■ **Consigne A**: Recopiez à l'identique le passage du texte sur soO qui commence par « La carrière de » et se poursuit jusqu'à « c’était soO ? ».

■ **Texte fourni**:
↓

La carrière de soO est un roman, le genre de roman à l’histoire si prenante, si injuste, si belle qu’il est évidemment en tête des ventes. Devenant, au début de ce mois d’octobre, le premier joueur de toute l’histoire de Starcraft II à réaliser « l’exploit » de perdre 4 finales de GSL Code S d’affilée, soO est rentré dans la légende à sa manière, sans gagner. Cette singularité pose alors tout un tas de questions, notamment sur l’origine de cette incapacité chronique à remporter une finale, sur ses faiblesses mentales mais aussi, et surtout, sa supériorité technique. Car c’est bien là que se trouve sa curiosité. Et si, après tout, le meilleur joueur du monde, c’était soO ?

↑

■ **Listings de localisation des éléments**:
↓

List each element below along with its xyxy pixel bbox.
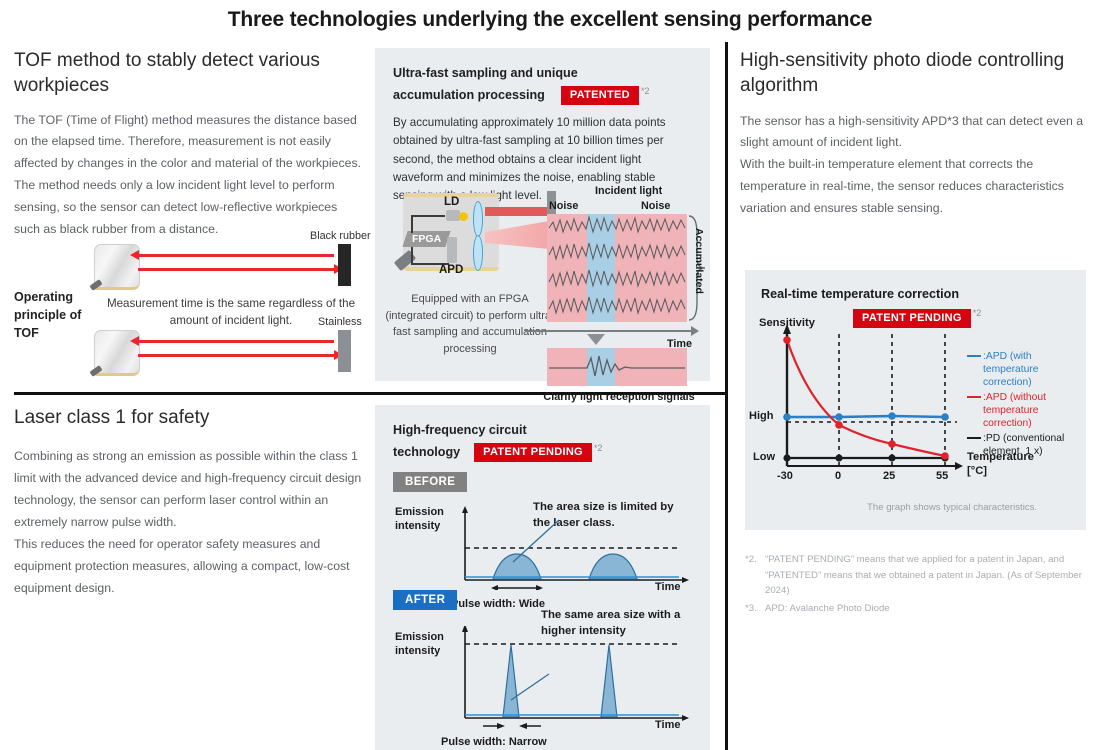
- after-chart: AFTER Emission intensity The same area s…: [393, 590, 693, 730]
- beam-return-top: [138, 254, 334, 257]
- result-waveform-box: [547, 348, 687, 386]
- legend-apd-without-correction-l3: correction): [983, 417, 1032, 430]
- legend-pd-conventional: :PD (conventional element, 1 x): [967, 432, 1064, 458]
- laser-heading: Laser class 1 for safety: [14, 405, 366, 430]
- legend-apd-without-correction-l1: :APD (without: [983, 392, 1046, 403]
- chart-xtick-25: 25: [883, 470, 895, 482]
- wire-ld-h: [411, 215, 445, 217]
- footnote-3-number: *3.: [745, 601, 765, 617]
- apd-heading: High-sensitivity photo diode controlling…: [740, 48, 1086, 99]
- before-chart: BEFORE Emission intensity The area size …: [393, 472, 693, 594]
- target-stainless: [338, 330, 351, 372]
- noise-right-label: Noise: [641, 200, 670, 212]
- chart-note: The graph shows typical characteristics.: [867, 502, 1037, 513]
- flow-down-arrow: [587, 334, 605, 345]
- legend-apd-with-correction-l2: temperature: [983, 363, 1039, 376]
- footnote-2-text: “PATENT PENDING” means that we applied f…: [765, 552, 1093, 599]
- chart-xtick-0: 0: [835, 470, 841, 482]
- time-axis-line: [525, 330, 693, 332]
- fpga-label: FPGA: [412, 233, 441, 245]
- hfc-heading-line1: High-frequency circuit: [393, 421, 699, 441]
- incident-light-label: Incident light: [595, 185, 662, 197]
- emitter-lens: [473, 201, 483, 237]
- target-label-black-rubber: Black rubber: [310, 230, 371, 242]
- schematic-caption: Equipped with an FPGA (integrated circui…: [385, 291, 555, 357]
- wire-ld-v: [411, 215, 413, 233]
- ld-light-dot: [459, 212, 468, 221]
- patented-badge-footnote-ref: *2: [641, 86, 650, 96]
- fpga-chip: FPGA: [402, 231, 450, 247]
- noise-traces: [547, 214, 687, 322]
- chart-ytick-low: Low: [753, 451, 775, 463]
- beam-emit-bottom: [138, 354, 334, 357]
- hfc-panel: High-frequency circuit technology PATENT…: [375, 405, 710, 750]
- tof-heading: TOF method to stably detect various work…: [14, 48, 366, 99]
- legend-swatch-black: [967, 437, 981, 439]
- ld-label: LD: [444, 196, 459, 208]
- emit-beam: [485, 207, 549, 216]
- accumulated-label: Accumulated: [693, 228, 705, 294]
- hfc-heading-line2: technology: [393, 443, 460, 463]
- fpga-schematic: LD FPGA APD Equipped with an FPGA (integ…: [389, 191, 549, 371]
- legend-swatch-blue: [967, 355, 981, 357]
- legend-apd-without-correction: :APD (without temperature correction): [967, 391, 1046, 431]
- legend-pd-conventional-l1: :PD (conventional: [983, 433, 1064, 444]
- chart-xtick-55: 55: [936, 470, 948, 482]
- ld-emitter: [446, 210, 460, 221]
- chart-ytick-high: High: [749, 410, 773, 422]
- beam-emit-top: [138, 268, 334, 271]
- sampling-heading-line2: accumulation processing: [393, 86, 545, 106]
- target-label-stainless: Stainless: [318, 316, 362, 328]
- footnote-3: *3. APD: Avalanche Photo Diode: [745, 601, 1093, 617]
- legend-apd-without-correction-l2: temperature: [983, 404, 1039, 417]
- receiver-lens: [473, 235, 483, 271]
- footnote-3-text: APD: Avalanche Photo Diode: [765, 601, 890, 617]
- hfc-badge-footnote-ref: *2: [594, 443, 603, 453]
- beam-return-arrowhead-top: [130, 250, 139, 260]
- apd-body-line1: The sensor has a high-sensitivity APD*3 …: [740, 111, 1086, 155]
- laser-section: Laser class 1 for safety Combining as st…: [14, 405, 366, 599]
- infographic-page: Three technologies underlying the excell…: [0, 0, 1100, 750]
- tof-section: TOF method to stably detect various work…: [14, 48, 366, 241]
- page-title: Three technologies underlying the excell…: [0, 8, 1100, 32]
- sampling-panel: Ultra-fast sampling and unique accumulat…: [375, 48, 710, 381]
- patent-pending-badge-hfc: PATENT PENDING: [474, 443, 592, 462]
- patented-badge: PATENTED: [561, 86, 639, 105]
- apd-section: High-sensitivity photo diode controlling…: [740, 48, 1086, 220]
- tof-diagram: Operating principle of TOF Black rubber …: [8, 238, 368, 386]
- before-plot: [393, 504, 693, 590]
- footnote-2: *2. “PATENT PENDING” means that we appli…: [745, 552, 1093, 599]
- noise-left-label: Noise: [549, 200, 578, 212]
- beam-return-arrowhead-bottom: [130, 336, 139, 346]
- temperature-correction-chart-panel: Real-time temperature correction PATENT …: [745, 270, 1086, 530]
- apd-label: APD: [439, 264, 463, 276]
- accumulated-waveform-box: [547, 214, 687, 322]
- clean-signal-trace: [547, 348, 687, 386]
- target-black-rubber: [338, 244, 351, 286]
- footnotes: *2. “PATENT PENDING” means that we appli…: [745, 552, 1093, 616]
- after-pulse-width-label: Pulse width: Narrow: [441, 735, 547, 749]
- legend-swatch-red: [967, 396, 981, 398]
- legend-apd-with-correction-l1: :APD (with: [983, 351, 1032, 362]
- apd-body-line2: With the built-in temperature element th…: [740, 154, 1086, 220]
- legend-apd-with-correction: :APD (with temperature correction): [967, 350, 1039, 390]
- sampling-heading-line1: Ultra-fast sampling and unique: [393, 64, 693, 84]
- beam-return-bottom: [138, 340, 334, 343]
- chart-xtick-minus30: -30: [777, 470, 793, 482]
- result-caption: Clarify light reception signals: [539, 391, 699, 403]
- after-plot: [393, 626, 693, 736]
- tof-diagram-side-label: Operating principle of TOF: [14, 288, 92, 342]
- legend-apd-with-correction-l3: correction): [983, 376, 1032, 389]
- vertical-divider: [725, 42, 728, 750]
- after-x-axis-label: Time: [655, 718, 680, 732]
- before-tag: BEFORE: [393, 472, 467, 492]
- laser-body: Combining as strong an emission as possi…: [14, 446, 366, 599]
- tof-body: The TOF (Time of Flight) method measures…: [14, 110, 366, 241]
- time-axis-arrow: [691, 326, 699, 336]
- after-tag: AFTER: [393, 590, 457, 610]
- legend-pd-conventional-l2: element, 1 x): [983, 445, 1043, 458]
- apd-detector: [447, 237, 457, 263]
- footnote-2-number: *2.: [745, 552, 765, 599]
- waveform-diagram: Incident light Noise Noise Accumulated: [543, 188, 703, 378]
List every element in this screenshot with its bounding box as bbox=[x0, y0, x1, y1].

↑

■ **Consigne B**: Convertissez en tableau Markdown les lignes du listing, en partant de la ligne qui contient « - after-chart: AFTER » et jusqu'à celle qui contient « - wire-ld-h: [411, 215, 445, 217] », toutes deux comprises. Utilisez les colonnes « Numéro » et « Ligne » et omettez les lignes vides.

■ **Résultat attendu A**:
La carrière de soO est un roman, le genre de roman à l’histoire si prenante, si injuste, si belle qu’il est évidemment en tête des ventes. Devenant, au début de ce mois d’octobre, le premier joueur de toute l’histoire de Starcraft II à réaliser « l’exploit » de perdre 4 finales de GSL Code S d’affilée, soO est rentré dans la légende à sa manière, sans gagner. Cette singularité pose alors tout un tas de questions, notamment sur l’origine de cette incapacité chronique à remporter une finale, sur ses faiblesses mentales mais aussi, et surtout, sa supériorité technique. Car c’est bien là que se trouve sa curiosité. Et si, après tout, le meilleur joueur du monde, c’était soO ?

■ **Résultat attendu B**:
| Numéro | Ligne |
|---|---|
| 1 | - after-chart: AFTER Emission intensity The same area s…: [393, 590, 693, 730] |
| 2 | - beam-return-top: [138, 254, 334, 257] |
| 3 | - result-waveform-box: [547, 348, 687, 386] |
| 4 | - legend-apd-without-correction-l3: correction): [983, 417, 1032, 430] |
| 5 | - legend-pd-conventional: :PD (conventional element, 1 x): [967, 432, 1064, 458] |
| 6 | - laser-heading: Laser class 1 for safety: [14, 405, 366, 430] |
| 7 | - legend-apd-without-correction-l1: :APD (without: [983, 392, 1046, 403] |
| 8 | - chart-xtick-25: 25: [883, 470, 895, 482] |
| 9 | - wire-ld-h: [411, 215, 445, 217] |